Le mamme come al solito sono state sempre le più collaborative. Senza il loro aiuto non sarebbe stato possibile preparare i giornalini così come sono andati trasformandosi. Per riempirne le pagine sarebbero bastati gli scritti e i disegni dei ragazzi, visto che avevo scelto di farceli entrare tutti. Ho evitato di fare esclusioni e di privilegiare alcuni rispetto ai meno dotati. Mi sono sentita inadeguata ad affrontare la nascita di un testo collettivo pilotato dall'insegnante anche se qualche volta in modo quasi naturale ci siamo andati vicino per le lettere ai gemellati. Via via che andavamo avanti le scoperte di storia e di arte avevamo bisogno di riascoltare le registrazioni degli accompagnatori. Nasceva quindi la necessità di trascriverle per farcene un nostro originale e più ricco libro di testo. In questo senso i giornalini non erano rivolti all'esterno ma dovevano essere uno strumento di studio e di riflessione. Perciò bisognava stamparli entro un tempo ragionevole per poterli rileggere e commentare in classe e studiarne la parte necessaria. Per l'ultimo gruppo classe, occorreva anche avere il tempo necessario per spedirli alla classe gemellata, in un numero di copie abbastanza utile.
Si comprende perciò quanto tempo
fosse necessario per la trascrizione delle registrazioni. Infatti, in una nota, ringrazio in
particolare due mamme che in questo lavoro hanno dedicato molte ore. In più bisognava trascrivere a macchina gli
scritti dei ragazzi, che per ragioni di spazio non potevano essere riportati
scritti a mano.

**Consegne**
(A) Riporta fedelmente la parte del brano compresa tra "Si comprende perciò" e "scritti a mano.", estremi inclusi.
(B) Secondo il brano, chi viene ringraziato in particolare in una nota per le molte ore dedicate alla trascrizione?
(C) Riscrivi in forma più breve il paragrafo del brano che comincia con "Si comprende perciò quanto tempo", conservandone le informazioni principali.
I dati riportati di seguito provengono da una fonte diversa.

**Dati riportati**
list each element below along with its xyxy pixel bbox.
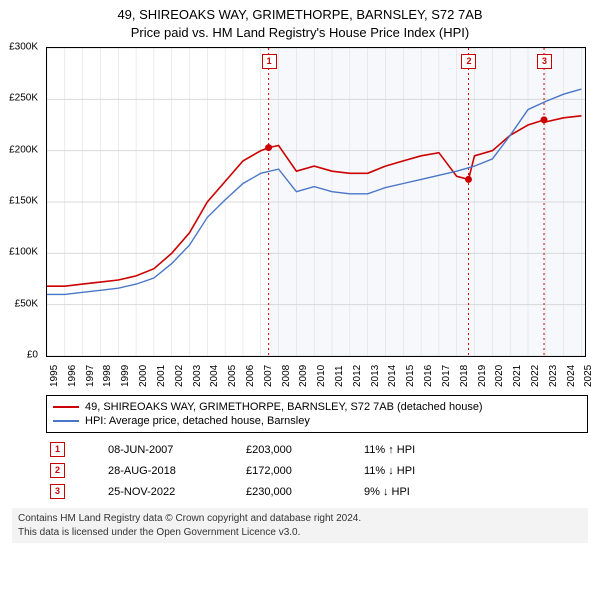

**Soluzioni**
(A)
Si comprende perciò quanto tempo
fosse necessario per la trascrizione delle registrazioni. Infatti, in una nota, ringrazio in
particolare due mamme che in questo lavoro hanno dedicato molte ore. In più bisognava trascrivere a macchina gli
scritti dei ragazzi, che per ragioni di spazio non potevano essere riportati
scritti a mano.

(B) Due mamme.

(C) La trascrizione delle registrazioni richiedeva molto tempo, e una nota ringrazia in particolare due mamme che vi hanno dedicato molte ore. Bisognava inoltre battere a macchina gli scritti dei ragazzi, perché per ragioni di spazio non potevano essere riportati scritti a mano.